**STATED PROBLEM**
Any picture among the records should be left out, please; retype the rest exactly.

— Start —

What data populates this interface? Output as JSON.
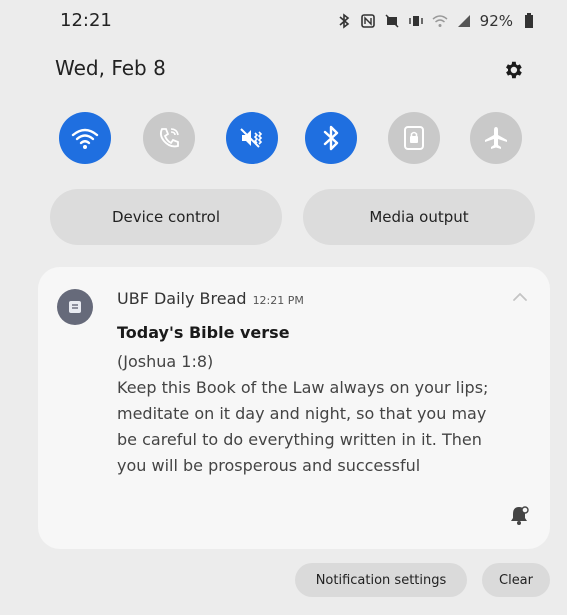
{
  "status_bar": {
    "time": "12:21",
    "battery": "92%",
    "icons": [
      "bluetooth-icon",
      "nfc-icon",
      "mute-icon",
      "vibrate-icon",
      "wifi-icon",
      "signal-icon",
      "battery-icon"
    ]
  },
  "header": {
    "date": "Wed, Feb 8",
    "settings_icon": "gear-icon"
  },
  "quick_tiles": [
    {
      "name": "wifi",
      "icon": "wifi-icon",
      "state": "on"
    },
    {
      "name": "wifi-calling",
      "icon": "wifi-call-icon",
      "state": "off"
    },
    {
      "name": "sound",
      "icon": "vibrate-icon",
      "state": "on"
    },
    {
      "name": "bluetooth",
      "icon": "bluetooth-icon",
      "state": "on"
    },
    {
      "name": "lock",
      "icon": "lock-icon",
      "state": "off"
    },
    {
      "name": "airplane",
      "icon": "airplane-icon",
      "state": "off"
    }
  ],
  "controls": {
    "device_control": "Device control",
    "media_output": "Media output"
  },
  "notification": {
    "app_name": "UBF Daily Bread",
    "time": "12:21 PM",
    "title": "Today's Bible verse",
    "reference": "(Joshua 1:8)",
    "lines": [
      "Keep this Book of the Law always on your lips;",
      "meditate on it day and night, so that you may",
      "be careful to do everything written in it. Then",
      "you will be prosperous and successful"
    ]
  },
  "footer": {
    "notification_settings": "Notification settings",
    "clear": "Clear"
  },
  "colors": {
    "tile_on": "#1f6fe0",
    "tile_off": "#c9c9c9",
    "background": "#ececec",
    "card": "#f7f7f7"
  }
}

— End —

**FINISHED ANSWER**
What data populates this interface? Output as JSON.
{
  "status_bar": {
    "time": "12:21",
    "battery": "92%",
    "icons": [
      "bluetooth-icon",
      "nfc-icon",
      "mute-icon",
      "vibrate-icon",
      "wifi-icon",
      "signal-icon",
      "battery-icon"
    ]
  },
  "header": {
    "date": "Wed, Feb 8",
    "settings_icon": "gear-icon"
  },
  "quick_tiles": [
    {
      "name": "wifi",
      "icon": "wifi-icon",
      "state": "on"
    },
    {
      "name": "wifi-calling",
      "icon": "wifi-call-icon",
      "state": "off"
    },
    {
      "name": "sound",
      "icon": "vibrate-icon",
      "state": "on"
    },
    {
      "name": "bluetooth",
      "icon": "bluetooth-icon",
      "state": "on"
    },
    {
      "name": "lock",
      "icon": "lock-icon",
      "state": "off"
    },
    {
      "name": "airplane",
      "icon": "airplane-icon",
      "state": "off"
    }
  ],
  "controls": {
    "device_control": "Device control",
    "media_output": "Media output"
  },
  "notification": {
    "app_name": "UBF Daily Bread",
    "time": "12:21 PM",
    "title": "Today's Bible verse",
    "reference": "(Joshua 1:8)",
    "lines": [
      "Keep this Book of the Law always on your lips;",
      "meditate on it day and night, so that you may",
      "be careful to do everything written in it. Then",
      "you will be prosperous and successful"
    ]
  },
  "footer": {
    "notification_settings": "Notification settings",
    "clear": "Clear"
  },
  "colors": {
    "tile_on": "#1f6fe0",
    "tile_off": "#c9c9c9",
    "background": "#ececec",
    "card": "#f7f7f7"
  }
}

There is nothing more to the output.